REQUIRED WORK »
1/ From the stock unit agreement below, pull out the passage that opens with the words containing "Exhibit 10(t)" and closes with "and Scott B.", copying it word for word.
2/ Translate this sentence from the stock unit agreement into Spanish: "'Award' means the award provided for in Section 2."

## begin PAGE EXCERPT

Exhibit 10(t)

                             STIFEL FINANCIAL CORP.
                              STOCK UNIT AGREEMENT

     Stifel Financial Corp., a Delaware Corporation ("Company") and Scott B.
McCuaig ("Executive") hereby agree as follows:

     WHEREAS, the Company established the Stifel Financial Corp. 1997 Incentive
Stock Plan (the "Plan") pursuant to which options, stock appreciation rights and
restricted stock covering an aggregate of 600,000 shares of the Stock of the
Company may be granted to key employees of the Company and its subsidiaries; and

     WHEREAS, the Board of Directors of the Company has amended the Plan to
permit the grant of Stock Units; and

     WHEREAS, Executive previously received an award of 38,095 restricted shares
of Stock; and

     WHEREAS, the Board of Directors of the Company declared a 5% stock dividend
effective February 12, 1998; and another 5% stock dividend effective February
25, 1999; and as a result of such stock dividends, such number of shares now
totals 41,988; and

     WHEREAS, 8,400 of such shares vested on February 4, 1999, and the remaining
33,598 of such shares remain subject to restrictions and are subject to
substantial risk of forfeiture; and

     WHEREAS, Executive has agreed to exchange the unvested 33,598 restricted
shares of Stock in return for an award of 33,598 Stock Units in replacement of
such restricted stock; and

     WHEREAS, the Compensation Committee of the Board of Directors of the
Company, as Administrator of the Plan, wishes to cause the Company to redeem
such 33,598 unvested restricted shares and to grant Executive 33,598 Stock Units
to replace the shares of Stock surrendered by Executive;

     NOW, THEREFORE, in consideration of services rendered and the mutual
covenants herein contained, the parties agree as follows:


SECTION 1. DEFINITIONS

     As used in this Agreement, the following terms shall have the following
meanings:

     A.  "Award" means the award provided for in Section 2.

## end PAGE EXCERPT
## begin ITEMS

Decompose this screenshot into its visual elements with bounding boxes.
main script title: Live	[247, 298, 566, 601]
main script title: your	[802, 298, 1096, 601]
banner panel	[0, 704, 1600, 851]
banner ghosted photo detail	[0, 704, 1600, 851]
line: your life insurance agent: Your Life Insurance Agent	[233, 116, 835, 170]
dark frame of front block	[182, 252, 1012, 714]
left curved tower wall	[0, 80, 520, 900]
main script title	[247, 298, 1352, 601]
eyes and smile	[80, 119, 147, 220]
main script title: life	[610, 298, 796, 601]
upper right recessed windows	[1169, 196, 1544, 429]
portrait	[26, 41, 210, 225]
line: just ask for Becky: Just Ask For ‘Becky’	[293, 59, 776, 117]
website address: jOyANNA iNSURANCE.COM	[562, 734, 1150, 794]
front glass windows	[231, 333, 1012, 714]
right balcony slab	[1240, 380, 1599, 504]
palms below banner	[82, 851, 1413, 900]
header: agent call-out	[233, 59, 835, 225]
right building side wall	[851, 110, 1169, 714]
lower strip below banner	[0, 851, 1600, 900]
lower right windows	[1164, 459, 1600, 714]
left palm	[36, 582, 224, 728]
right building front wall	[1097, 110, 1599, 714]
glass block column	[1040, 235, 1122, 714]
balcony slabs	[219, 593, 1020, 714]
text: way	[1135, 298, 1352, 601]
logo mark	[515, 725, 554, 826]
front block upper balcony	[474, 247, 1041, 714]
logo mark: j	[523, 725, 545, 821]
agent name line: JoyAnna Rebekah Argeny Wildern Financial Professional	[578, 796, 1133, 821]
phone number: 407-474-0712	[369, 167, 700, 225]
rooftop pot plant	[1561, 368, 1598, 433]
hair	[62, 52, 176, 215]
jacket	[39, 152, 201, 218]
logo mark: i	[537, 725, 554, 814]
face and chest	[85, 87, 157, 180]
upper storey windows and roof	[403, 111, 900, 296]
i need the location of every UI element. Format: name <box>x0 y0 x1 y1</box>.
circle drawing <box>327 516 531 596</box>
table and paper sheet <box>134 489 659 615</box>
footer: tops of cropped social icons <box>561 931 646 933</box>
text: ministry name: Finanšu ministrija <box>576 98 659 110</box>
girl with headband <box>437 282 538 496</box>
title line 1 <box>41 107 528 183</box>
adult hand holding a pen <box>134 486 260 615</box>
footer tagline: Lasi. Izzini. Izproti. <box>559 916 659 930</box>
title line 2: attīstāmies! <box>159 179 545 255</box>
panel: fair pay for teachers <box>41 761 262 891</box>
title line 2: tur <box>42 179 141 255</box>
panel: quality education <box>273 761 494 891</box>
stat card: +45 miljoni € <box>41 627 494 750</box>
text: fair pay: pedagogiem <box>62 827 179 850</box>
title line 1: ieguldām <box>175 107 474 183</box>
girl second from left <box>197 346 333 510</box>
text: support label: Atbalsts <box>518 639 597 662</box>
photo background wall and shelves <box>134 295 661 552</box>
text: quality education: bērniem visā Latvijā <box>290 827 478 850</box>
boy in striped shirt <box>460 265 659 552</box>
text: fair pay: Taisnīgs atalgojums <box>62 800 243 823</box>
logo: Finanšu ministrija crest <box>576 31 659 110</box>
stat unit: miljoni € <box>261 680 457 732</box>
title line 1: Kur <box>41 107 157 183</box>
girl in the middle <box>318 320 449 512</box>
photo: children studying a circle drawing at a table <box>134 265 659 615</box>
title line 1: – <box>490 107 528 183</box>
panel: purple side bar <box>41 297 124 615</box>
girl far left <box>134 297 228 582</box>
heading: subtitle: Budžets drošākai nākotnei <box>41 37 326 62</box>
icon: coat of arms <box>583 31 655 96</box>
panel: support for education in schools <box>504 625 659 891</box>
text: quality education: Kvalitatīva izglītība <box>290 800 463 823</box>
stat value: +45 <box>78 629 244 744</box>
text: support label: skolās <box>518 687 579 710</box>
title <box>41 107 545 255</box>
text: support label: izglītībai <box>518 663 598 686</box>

## end ITEMS

TASK-BY-TASK OUTPUTS »
1/
Exhibit 10(t)

                             STIFEL FINANCIAL CORP.
                              STOCK UNIT AGREEMENT

     Stifel Financial Corp., a Delaware Corporation ("Company") and Scott B.

2/ "Adjudicación" significa la adjudicación prevista en la Sección 2.